Collected data:
==*==

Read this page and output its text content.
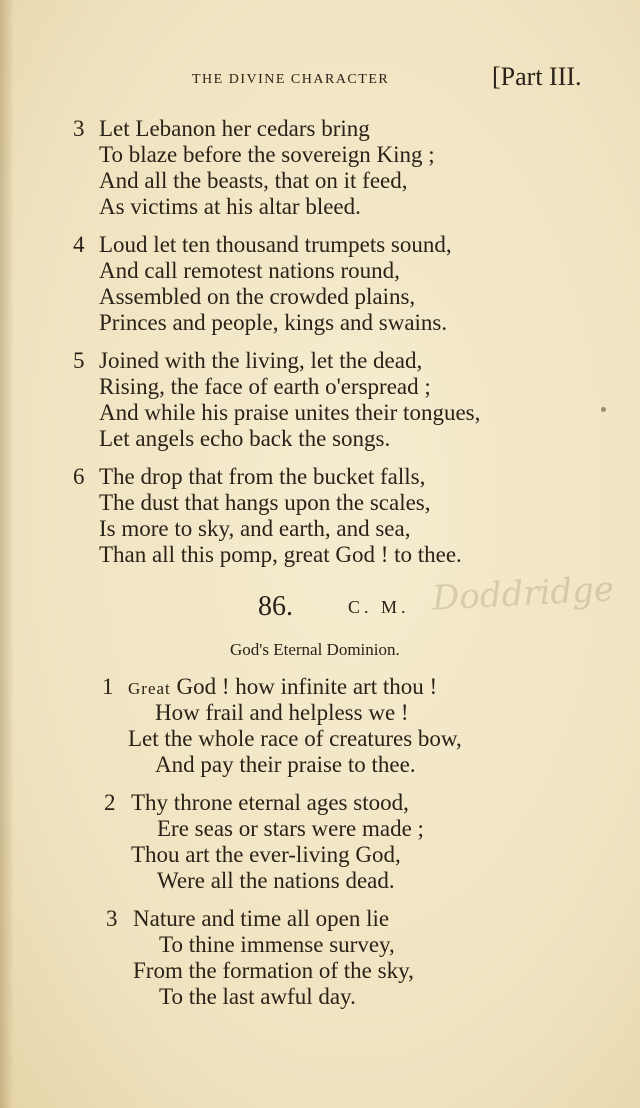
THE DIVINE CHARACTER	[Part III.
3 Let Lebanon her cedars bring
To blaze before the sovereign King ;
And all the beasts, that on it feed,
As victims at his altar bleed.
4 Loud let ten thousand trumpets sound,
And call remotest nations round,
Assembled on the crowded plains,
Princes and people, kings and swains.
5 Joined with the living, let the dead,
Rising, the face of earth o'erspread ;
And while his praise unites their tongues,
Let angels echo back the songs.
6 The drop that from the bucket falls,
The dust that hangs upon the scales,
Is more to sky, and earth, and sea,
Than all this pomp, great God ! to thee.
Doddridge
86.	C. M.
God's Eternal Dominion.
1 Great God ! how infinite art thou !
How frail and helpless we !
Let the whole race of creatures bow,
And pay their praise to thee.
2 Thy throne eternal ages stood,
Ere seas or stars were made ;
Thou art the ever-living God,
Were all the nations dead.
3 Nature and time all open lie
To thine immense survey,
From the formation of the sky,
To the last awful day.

==*==

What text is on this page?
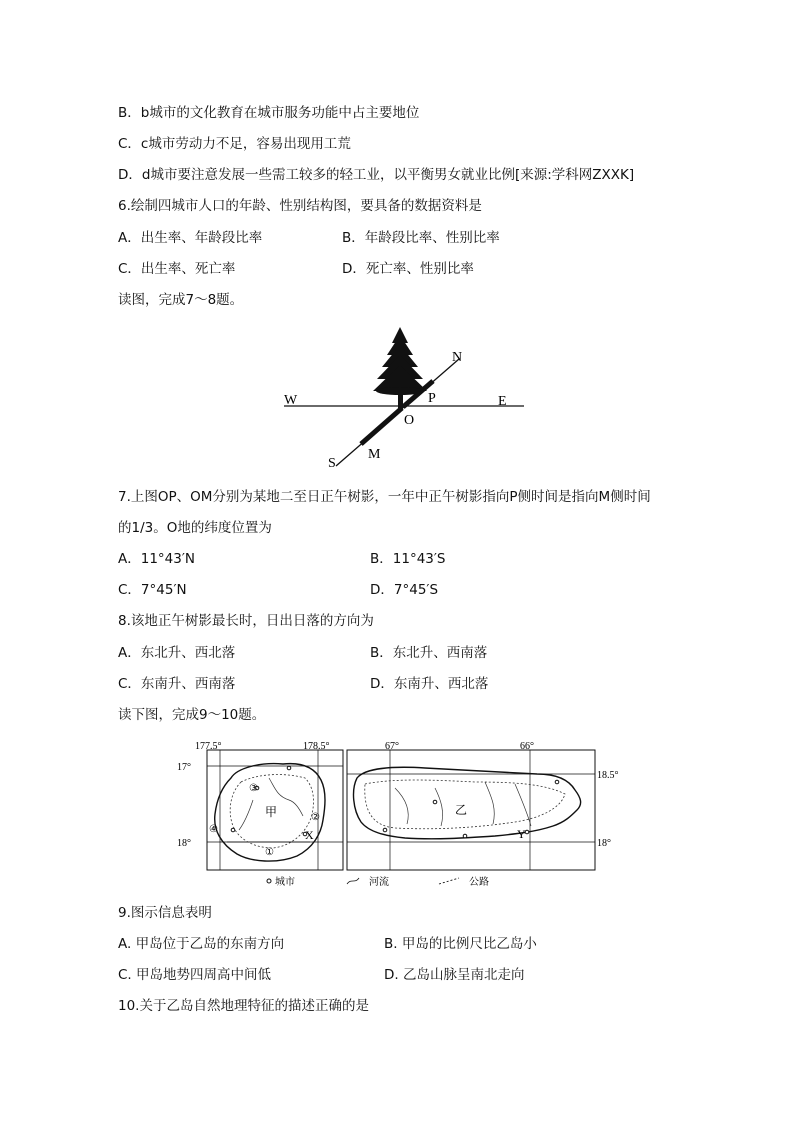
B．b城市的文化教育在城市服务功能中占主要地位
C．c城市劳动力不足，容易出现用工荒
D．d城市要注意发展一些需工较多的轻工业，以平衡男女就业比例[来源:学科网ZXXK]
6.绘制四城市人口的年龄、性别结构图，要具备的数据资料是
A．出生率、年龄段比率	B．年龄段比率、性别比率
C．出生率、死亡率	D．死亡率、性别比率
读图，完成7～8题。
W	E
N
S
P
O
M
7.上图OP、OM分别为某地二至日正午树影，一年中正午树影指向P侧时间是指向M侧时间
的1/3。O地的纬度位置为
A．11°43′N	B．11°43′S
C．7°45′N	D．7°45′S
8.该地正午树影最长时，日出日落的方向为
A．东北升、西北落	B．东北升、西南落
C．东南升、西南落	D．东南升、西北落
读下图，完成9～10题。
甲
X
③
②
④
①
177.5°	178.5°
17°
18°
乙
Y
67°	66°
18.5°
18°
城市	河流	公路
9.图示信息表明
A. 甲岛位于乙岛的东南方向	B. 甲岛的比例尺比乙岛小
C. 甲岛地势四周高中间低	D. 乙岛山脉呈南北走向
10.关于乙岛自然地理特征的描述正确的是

==*==

§ **Work to complete**
Scan the material above. Return every line containing the string "性别比率".

§ **Result**
A．出生率、年龄段比率	B．年龄段比率、性别比率
C．出生率、死亡率	D．死亡率、性别比率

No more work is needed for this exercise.